━━ LISTING ━━

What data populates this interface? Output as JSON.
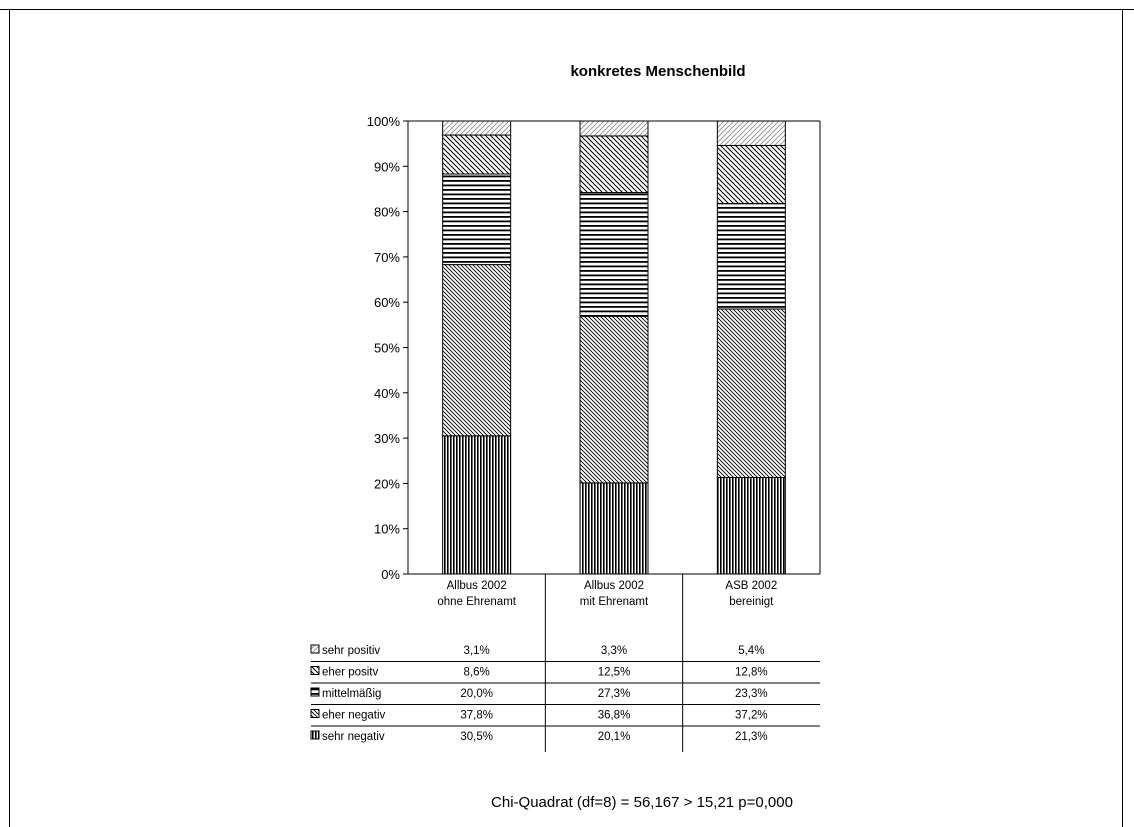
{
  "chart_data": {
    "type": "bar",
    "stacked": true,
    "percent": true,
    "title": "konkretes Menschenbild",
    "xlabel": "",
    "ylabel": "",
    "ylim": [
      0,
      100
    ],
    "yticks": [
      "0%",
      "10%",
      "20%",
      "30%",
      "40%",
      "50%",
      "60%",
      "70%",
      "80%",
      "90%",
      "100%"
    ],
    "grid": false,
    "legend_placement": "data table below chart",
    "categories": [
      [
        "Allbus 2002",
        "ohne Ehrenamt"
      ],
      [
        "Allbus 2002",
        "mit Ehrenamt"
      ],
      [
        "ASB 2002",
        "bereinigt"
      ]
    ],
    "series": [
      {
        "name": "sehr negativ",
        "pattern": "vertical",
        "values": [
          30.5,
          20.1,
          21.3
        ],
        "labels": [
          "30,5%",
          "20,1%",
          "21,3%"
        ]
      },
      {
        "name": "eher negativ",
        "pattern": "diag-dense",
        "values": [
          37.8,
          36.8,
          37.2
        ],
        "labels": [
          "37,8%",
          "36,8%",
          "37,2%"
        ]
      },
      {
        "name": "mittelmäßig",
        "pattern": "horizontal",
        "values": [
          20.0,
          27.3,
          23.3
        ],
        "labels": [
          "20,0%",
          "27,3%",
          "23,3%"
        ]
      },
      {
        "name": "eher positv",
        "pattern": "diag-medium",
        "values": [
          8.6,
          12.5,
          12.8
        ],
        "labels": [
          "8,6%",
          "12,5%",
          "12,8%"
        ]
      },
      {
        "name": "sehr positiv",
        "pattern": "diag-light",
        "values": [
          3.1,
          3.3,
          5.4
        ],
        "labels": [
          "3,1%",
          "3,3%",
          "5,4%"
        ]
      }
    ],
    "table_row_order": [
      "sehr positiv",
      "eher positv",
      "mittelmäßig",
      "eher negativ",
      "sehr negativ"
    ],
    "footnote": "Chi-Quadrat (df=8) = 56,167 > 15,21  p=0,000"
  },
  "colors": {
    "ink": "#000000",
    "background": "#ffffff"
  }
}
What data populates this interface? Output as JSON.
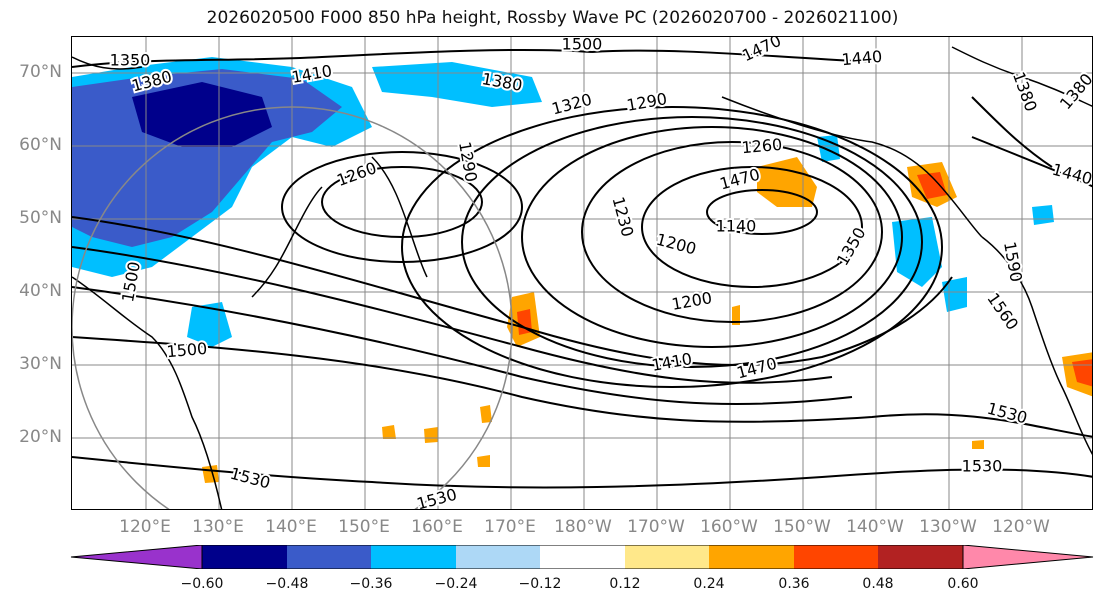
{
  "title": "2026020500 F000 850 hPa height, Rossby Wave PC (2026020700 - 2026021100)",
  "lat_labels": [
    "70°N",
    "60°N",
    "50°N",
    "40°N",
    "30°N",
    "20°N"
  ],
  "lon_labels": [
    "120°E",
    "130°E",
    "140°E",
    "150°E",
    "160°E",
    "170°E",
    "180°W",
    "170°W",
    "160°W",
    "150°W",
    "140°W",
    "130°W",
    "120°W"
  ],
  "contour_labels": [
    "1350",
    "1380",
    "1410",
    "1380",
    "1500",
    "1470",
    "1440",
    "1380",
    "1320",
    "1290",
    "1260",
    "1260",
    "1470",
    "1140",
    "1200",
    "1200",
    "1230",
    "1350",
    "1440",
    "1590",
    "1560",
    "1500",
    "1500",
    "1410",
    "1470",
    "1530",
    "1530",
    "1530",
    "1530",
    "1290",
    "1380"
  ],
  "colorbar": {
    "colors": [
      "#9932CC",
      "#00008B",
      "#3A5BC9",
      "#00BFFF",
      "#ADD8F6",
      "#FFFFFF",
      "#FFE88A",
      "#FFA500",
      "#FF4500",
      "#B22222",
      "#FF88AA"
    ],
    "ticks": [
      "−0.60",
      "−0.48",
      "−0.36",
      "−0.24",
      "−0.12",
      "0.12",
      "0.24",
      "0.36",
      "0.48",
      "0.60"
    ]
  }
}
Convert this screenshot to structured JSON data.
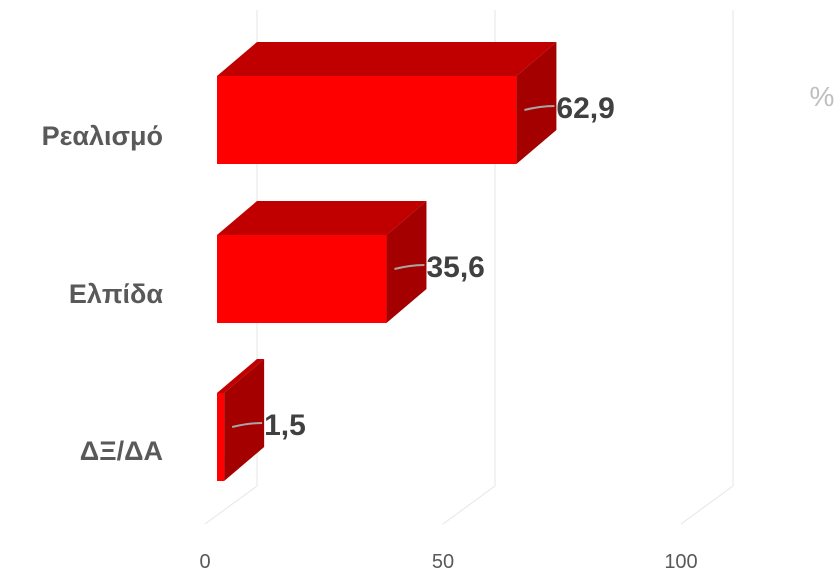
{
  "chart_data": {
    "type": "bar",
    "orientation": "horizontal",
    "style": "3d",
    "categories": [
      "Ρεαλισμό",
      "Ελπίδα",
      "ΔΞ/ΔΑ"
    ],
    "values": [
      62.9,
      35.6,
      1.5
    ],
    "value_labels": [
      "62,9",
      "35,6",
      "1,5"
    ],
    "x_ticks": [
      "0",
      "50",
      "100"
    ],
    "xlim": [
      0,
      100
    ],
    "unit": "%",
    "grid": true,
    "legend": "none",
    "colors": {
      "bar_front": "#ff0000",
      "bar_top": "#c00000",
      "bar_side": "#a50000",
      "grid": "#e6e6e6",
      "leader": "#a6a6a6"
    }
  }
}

━━━

Search the entries for the word "true", then gather every line that has it.

    "stacked": true,
    "percent": true,
    "grid": true,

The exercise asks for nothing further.